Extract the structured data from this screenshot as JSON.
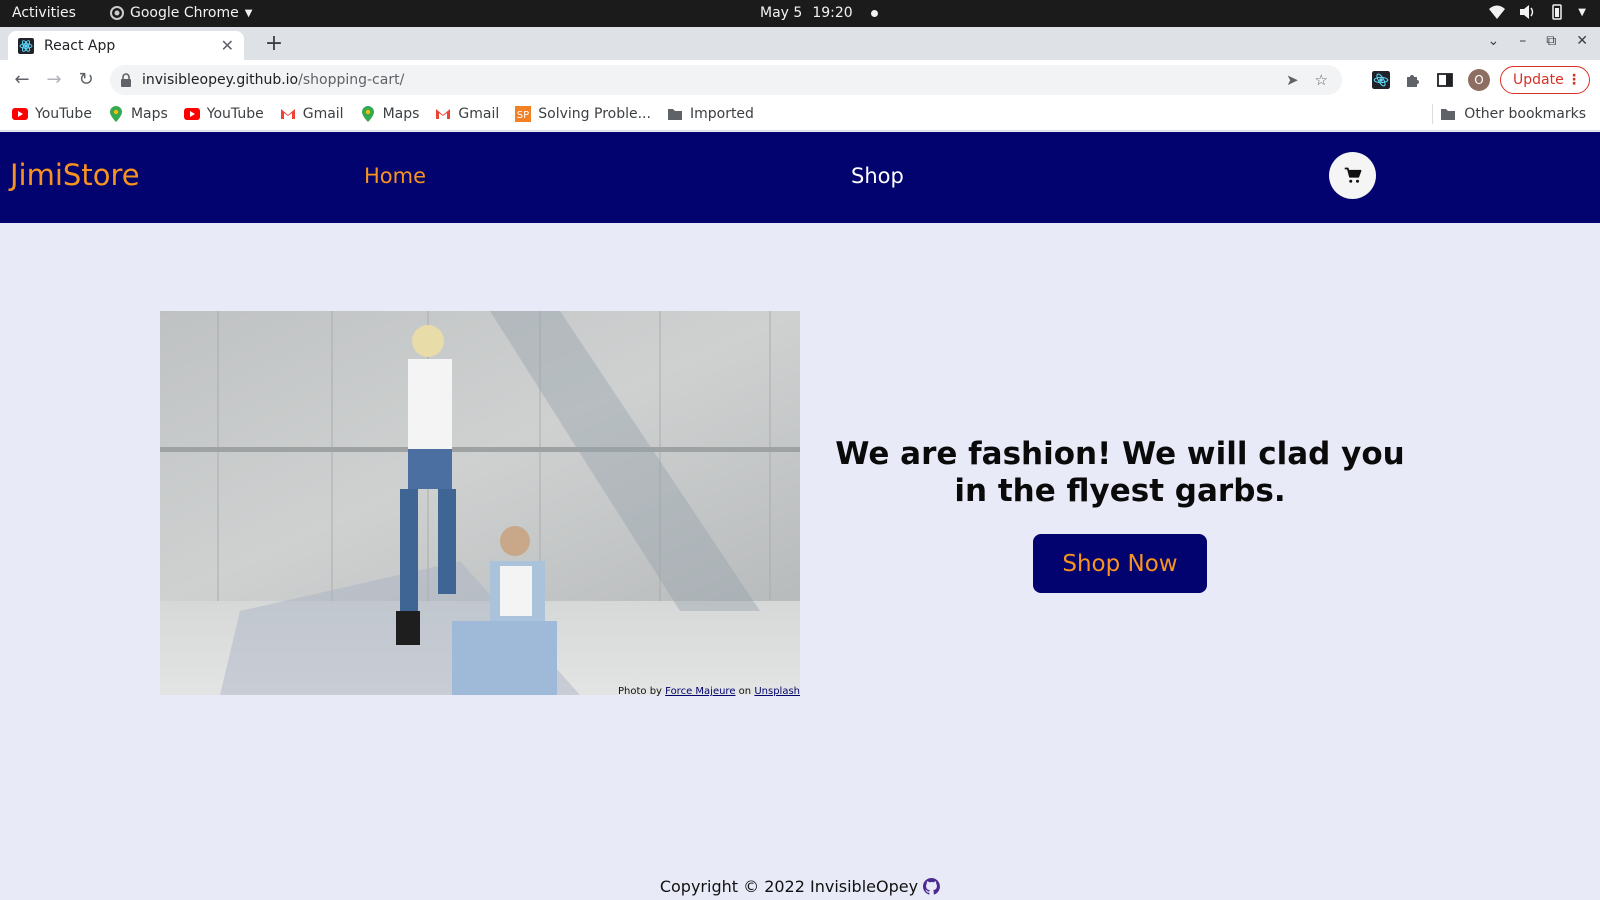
{
  "os": {
    "activities": "Activities",
    "app_name": "Google Chrome",
    "date": "May 5",
    "time": "19:20"
  },
  "browser": {
    "tab_title": "React App",
    "url_host": "invisibleopey.github.io",
    "url_path": "/shopping-cart/",
    "profile_initial": "O",
    "update_label": "Update",
    "bookmarks": [
      {
        "label": "YouTube",
        "icon": "youtube-icon"
      },
      {
        "label": "Maps",
        "icon": "maps-icon"
      },
      {
        "label": "YouTube",
        "icon": "youtube-icon"
      },
      {
        "label": "Gmail",
        "icon": "gmail-icon"
      },
      {
        "label": "Maps",
        "icon": "maps-icon"
      },
      {
        "label": "Gmail",
        "icon": "gmail-icon"
      },
      {
        "label": "Solving Proble...",
        "icon": "sp-icon"
      },
      {
        "label": "Imported",
        "icon": "folder-icon"
      }
    ],
    "other_bookmarks": "Other bookmarks"
  },
  "app": {
    "brand": "JimiStore",
    "nav": {
      "home": "Home",
      "shop": "Shop"
    },
    "hero": {
      "headline": "We are fashion! We will clad you in the flyest garbs.",
      "cta": "Shop Now",
      "credit_prefix": "Photo by",
      "credit_author": "Force Majeure",
      "credit_on": "on",
      "credit_site": "Unsplash"
    },
    "footer": "Copyright © 2022 InvisibleOpey"
  },
  "colors": {
    "header_bg": "#02036e",
    "accent": "#f7931e",
    "page_bg": "#e8eaf8"
  }
}
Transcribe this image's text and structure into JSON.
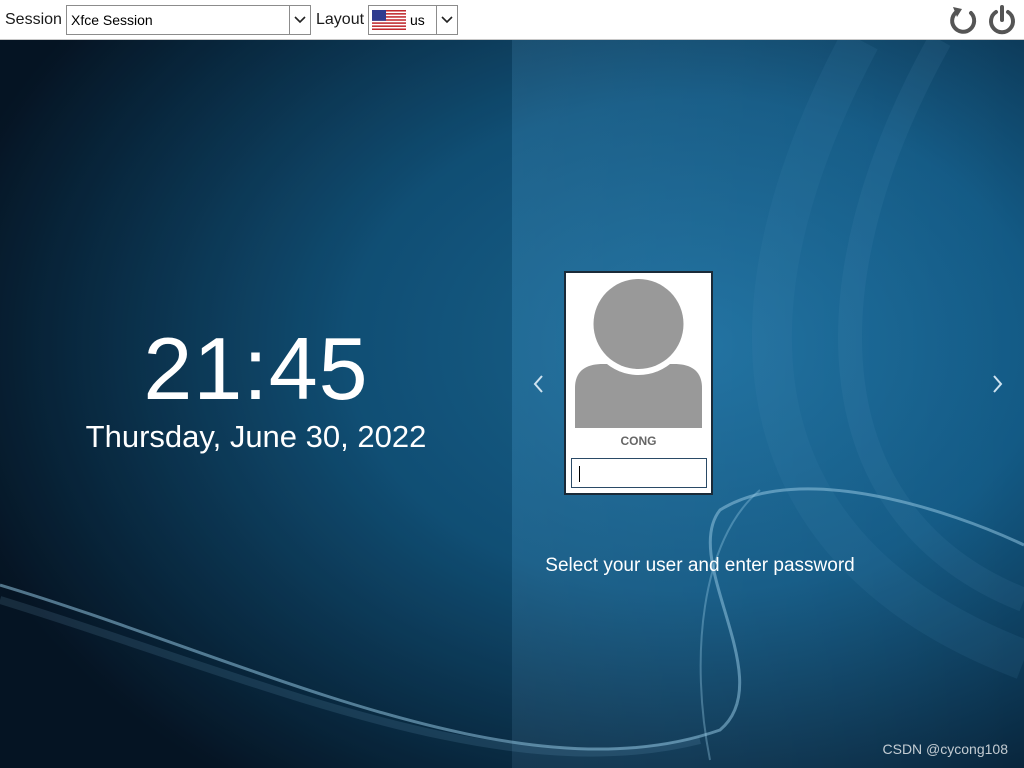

= = = = =

* GIVEN EXERCISE:
Every record above should be written out again without change, except that the pictures are left out.

* SOLUTION FOR THIS PROBLEM:
Extract the structured data from this screenshot as JSON.
{
  "os": {
    "activities": "Activities",
    "app_name": "Google Chrome",
    "date": "May 5",
    "time": "19:20"
  },
  "browser": {
    "tab_title": "React App",
    "url_host": "invisibleopey.github.io",
    "url_path": "/shopping-cart/",
    "profile_initial": "O",
    "update_label": "Update",
    "bookmarks": [
      {
        "label": "YouTube",
        "icon": "youtube-icon"
      },
      {
        "label": "Maps",
        "icon": "maps-icon"
      },
      {
        "label": "YouTube",
        "icon": "youtube-icon"
      },
      {
        "label": "Gmail",
        "icon": "gmail-icon"
      },
      {
        "label": "Maps",
        "icon": "maps-icon"
      },
      {
        "label": "Gmail",
        "icon": "gmail-icon"
      },
      {
        "label": "Solving Proble...",
        "icon": "sp-icon"
      },
      {
        "label": "Imported",
        "icon": "folder-icon"
      }
    ],
    "other_bookmarks": "Other bookmarks"
  },
  "app": {
    "brand": "JimiStore",
    "nav": {
      "home": "Home",
      "shop": "Shop"
    },
    "hero": {
      "headline": "We are fashion! We will clad you in the flyest garbs.",
      "cta": "Shop Now",
      "credit_prefix": "Photo by",
      "credit_author": "Force Majeure",
      "credit_on": "on",
      "credit_site": "Unsplash"
    },
    "footer": "Copyright © 2022 InvisibleOpey"
  },
  "colors": {
    "header_bg": "#02036e",
    "accent": "#f7931e",
    "page_bg": "#e8eaf8"
  }
}
Transcribe this image's text and structure into JSON.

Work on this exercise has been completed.